(A block of data)

______________________________

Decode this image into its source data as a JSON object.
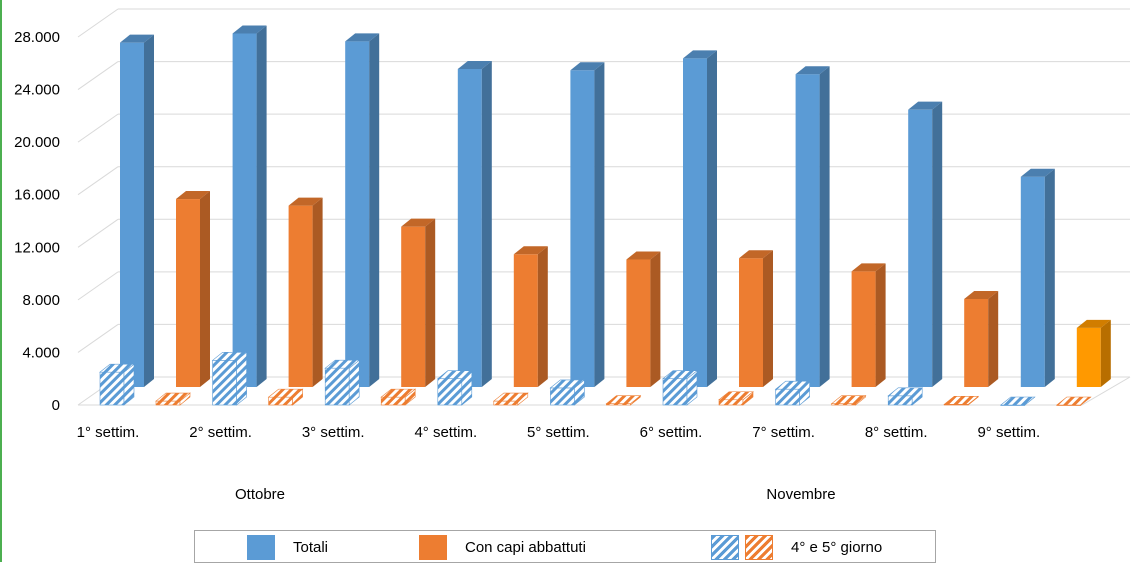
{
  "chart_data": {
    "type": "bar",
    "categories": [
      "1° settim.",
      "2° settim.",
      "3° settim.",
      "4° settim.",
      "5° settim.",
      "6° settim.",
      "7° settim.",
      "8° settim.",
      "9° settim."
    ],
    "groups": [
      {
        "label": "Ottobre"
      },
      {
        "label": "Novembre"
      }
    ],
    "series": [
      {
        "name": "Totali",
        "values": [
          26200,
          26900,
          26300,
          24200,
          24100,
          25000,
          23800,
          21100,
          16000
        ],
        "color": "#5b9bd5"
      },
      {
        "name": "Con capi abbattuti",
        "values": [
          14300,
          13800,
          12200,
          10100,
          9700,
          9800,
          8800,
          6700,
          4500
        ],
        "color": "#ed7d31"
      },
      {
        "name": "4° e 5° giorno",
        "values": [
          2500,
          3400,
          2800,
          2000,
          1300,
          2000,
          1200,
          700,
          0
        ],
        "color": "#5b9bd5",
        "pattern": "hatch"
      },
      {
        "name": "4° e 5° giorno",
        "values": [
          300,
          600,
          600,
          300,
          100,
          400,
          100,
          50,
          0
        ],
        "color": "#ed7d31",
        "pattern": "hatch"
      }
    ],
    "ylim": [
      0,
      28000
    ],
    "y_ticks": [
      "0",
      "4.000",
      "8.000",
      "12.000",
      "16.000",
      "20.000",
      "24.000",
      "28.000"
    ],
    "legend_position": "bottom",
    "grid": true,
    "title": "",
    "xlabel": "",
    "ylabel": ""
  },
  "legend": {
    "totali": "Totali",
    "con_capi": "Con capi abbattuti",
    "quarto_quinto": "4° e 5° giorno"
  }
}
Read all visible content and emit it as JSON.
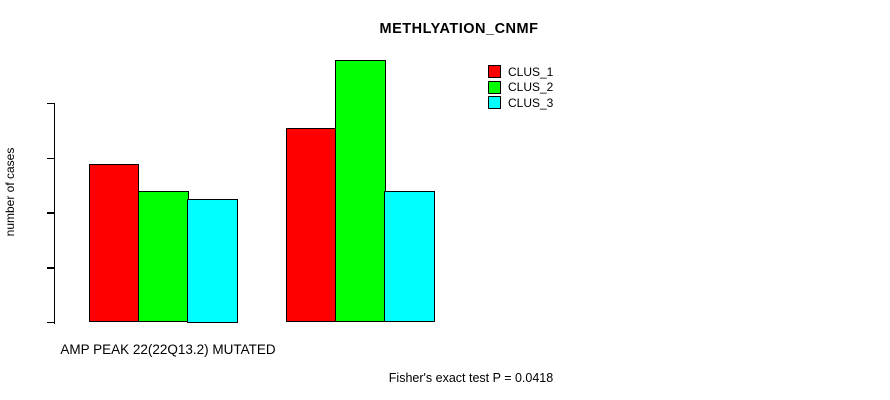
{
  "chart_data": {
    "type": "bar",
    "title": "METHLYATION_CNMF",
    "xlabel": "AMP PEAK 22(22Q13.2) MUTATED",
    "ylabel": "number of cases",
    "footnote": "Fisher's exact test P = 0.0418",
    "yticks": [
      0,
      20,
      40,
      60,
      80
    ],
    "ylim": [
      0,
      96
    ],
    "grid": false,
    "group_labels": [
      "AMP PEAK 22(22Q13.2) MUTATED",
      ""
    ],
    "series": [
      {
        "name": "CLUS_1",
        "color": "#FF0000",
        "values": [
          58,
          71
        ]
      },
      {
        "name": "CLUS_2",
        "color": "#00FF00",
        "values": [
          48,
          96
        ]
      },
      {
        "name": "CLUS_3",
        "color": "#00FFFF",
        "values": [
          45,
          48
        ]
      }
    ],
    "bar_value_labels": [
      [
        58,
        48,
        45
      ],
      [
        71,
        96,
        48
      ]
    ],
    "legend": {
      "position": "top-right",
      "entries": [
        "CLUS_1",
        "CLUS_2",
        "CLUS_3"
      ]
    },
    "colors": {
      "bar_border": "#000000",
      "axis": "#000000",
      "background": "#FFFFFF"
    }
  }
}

______________________________

▶ _To be done_:
Working from the lines above, reproduce the material exactly and exclude its pictures.

▶ _Result of the exercise_:
Decode this image into its source data as a JSON object.
{
  "chart_data": {
    "type": "bar",
    "categories": [
      "1° settim.",
      "2° settim.",
      "3° settim.",
      "4° settim.",
      "5° settim.",
      "6° settim.",
      "7° settim.",
      "8° settim.",
      "9° settim."
    ],
    "groups": [
      {
        "label": "Ottobre"
      },
      {
        "label": "Novembre"
      }
    ],
    "series": [
      {
        "name": "Totali",
        "values": [
          26200,
          26900,
          26300,
          24200,
          24100,
          25000,
          23800,
          21100,
          16000
        ],
        "color": "#5b9bd5"
      },
      {
        "name": "Con capi abbattuti",
        "values": [
          14300,
          13800,
          12200,
          10100,
          9700,
          9800,
          8800,
          6700,
          4500
        ],
        "color": "#ed7d31"
      },
      {
        "name": "4° e 5° giorno",
        "values": [
          2500,
          3400,
          2800,
          2000,
          1300,
          2000,
          1200,
          700,
          0
        ],
        "color": "#5b9bd5",
        "pattern": "hatch"
      },
      {
        "name": "4° e 5° giorno",
        "values": [
          300,
          600,
          600,
          300,
          100,
          400,
          100,
          50,
          0
        ],
        "color": "#ed7d31",
        "pattern": "hatch"
      }
    ],
    "ylim": [
      0,
      28000
    ],
    "y_ticks": [
      "0",
      "4.000",
      "8.000",
      "12.000",
      "16.000",
      "20.000",
      "24.000",
      "28.000"
    ],
    "legend_position": "bottom",
    "grid": true,
    "title": "",
    "xlabel": "",
    "ylabel": ""
  },
  "legend": {
    "totali": "Totali",
    "con_capi": "Con capi abbattuti",
    "quarto_quinto": "4° e 5° giorno"
  }
}
Read all visible content and emit it as JSON.
{
  "chart_data": {
    "type": "bar",
    "title": "METHLYATION_CNMF",
    "xlabel": "AMP PEAK 22(22Q13.2) MUTATED",
    "ylabel": "number of cases",
    "footnote": "Fisher's exact test P = 0.0418",
    "yticks": [
      0,
      20,
      40,
      60,
      80
    ],
    "ylim": [
      0,
      96
    ],
    "grid": false,
    "group_labels": [
      "AMP PEAK 22(22Q13.2) MUTATED",
      ""
    ],
    "series": [
      {
        "name": "CLUS_1",
        "color": "#FF0000",
        "values": [
          58,
          71
        ]
      },
      {
        "name": "CLUS_2",
        "color": "#00FF00",
        "values": [
          48,
          96
        ]
      },
      {
        "name": "CLUS_3",
        "color": "#00FFFF",
        "values": [
          45,
          48
        ]
      }
    ],
    "bar_value_labels": [
      [
        58,
        48,
        45
      ],
      [
        71,
        96,
        48
      ]
    ],
    "legend": {
      "position": "top-right",
      "entries": [
        "CLUS_1",
        "CLUS_2",
        "CLUS_3"
      ]
    },
    "colors": {
      "bar_border": "#000000",
      "axis": "#000000",
      "background": "#FFFFFF"
    }
  }
}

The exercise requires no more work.